>> start

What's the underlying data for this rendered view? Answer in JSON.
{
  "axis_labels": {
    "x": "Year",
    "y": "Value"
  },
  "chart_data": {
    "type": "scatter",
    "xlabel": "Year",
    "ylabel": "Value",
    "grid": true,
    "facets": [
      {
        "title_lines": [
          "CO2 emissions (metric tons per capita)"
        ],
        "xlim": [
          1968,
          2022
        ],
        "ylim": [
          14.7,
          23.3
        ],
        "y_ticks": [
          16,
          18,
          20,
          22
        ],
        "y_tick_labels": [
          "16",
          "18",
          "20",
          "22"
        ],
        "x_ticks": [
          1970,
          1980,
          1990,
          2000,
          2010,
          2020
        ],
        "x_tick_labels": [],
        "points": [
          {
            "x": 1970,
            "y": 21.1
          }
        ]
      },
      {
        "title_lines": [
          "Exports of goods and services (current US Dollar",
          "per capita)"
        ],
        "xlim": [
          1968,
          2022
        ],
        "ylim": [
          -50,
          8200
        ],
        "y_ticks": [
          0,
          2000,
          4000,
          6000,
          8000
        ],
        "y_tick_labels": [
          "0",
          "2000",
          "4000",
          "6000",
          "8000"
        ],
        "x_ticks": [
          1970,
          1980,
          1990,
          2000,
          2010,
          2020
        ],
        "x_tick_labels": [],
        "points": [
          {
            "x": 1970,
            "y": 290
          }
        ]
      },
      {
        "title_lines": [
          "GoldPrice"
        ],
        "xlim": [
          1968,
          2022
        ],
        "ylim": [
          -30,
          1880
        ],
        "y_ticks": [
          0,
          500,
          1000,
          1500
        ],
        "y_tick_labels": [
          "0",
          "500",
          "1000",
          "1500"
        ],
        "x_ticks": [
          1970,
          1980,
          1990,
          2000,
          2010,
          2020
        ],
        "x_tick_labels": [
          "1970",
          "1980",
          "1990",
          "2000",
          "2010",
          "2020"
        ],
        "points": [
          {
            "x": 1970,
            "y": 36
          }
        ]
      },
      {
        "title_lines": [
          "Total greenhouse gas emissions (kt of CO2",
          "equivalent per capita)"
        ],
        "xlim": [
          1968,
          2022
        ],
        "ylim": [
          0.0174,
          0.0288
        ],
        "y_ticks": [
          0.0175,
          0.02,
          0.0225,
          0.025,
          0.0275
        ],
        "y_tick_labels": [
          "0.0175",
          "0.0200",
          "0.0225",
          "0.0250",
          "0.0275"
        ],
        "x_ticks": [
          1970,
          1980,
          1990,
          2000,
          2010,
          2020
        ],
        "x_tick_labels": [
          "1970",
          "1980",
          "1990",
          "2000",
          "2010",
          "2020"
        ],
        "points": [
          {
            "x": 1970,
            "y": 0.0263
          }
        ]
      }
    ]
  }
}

>> end

■ Problem description ■
Each entry above needs to be retyped exactly.

■ Complete answer ■
What's the underlying data for this rendered view? Answer in JSON.
{
  "axis_labels": {
    "x": "Year",
    "y": "Value"
  },
  "chart_data": {
    "type": "scatter",
    "xlabel": "Year",
    "ylabel": "Value",
    "grid": true,
    "facets": [
      {
        "title_lines": [
          "CO2 emissions (metric tons per capita)"
        ],
        "xlim": [
          1968,
          2022
        ],
        "ylim": [
          14.7,
          23.3
        ],
        "y_ticks": [
          16,
          18,
          20,
          22
        ],
        "y_tick_labels": [
          "16",
          "18",
          "20",
          "22"
        ],
        "x_ticks": [
          1970,
          1980,
          1990,
          2000,
          2010,
          2020
        ],
        "x_tick_labels": [],
        "points": [
          {
            "x": 1970,
            "y": 21.1
          }
        ]
      },
      {
        "title_lines": [
          "Exports of goods and services (current US Dollar",
          "per capita)"
        ],
        "xlim": [
          1968,
          2022
        ],
        "ylim": [
          -50,
          8200
        ],
        "y_ticks": [
          0,
          2000,
          4000,
          6000,
          8000
        ],
        "y_tick_labels": [
          "0",
          "2000",
          "4000",
          "6000",
          "8000"
        ],
        "x_ticks": [
          1970,
          1980,
          1990,
          2000,
          2010,
          2020
        ],
        "x_tick_labels": [],
        "points": [
          {
            "x": 1970,
            "y": 290
          }
        ]
      },
      {
        "title_lines": [
          "GoldPrice"
        ],
        "xlim": [
          1968,
          2022
        ],
        "ylim": [
          -30,
          1880
        ],
        "y_ticks": [
          0,
          500,
          1000,
          1500
        ],
        "y_tick_labels": [
          "0",
          "500",
          "1000",
          "1500"
        ],
        "x_ticks": [
          1970,
          1980,
          1990,
          2000,
          2010,
          2020
        ],
        "x_tick_labels": [
          "1970",
          "1980",
          "1990",
          "2000",
          "2010",
          "2020"
        ],
        "points": [
          {
            "x": 1970,
            "y": 36
          }
        ]
      },
      {
        "title_lines": [
          "Total greenhouse gas emissions (kt of CO2",
          "equivalent per capita)"
        ],
        "xlim": [
          1968,
          2022
        ],
        "ylim": [
          0.0174,
          0.0288
        ],
        "y_ticks": [
          0.0175,
          0.02,
          0.0225,
          0.025,
          0.0275
        ],
        "y_tick_labels": [
          "0.0175",
          "0.0200",
          "0.0225",
          "0.0250",
          "0.0275"
        ],
        "x_ticks": [
          1970,
          1980,
          1990,
          2000,
          2010,
          2020
        ],
        "x_tick_labels": [
          "1970",
          "1980",
          "1990",
          "2000",
          "2010",
          "2020"
        ],
        "points": [
          {
            "x": 1970,
            "y": 0.0263
          }
        ]
      }
    ]
  }
}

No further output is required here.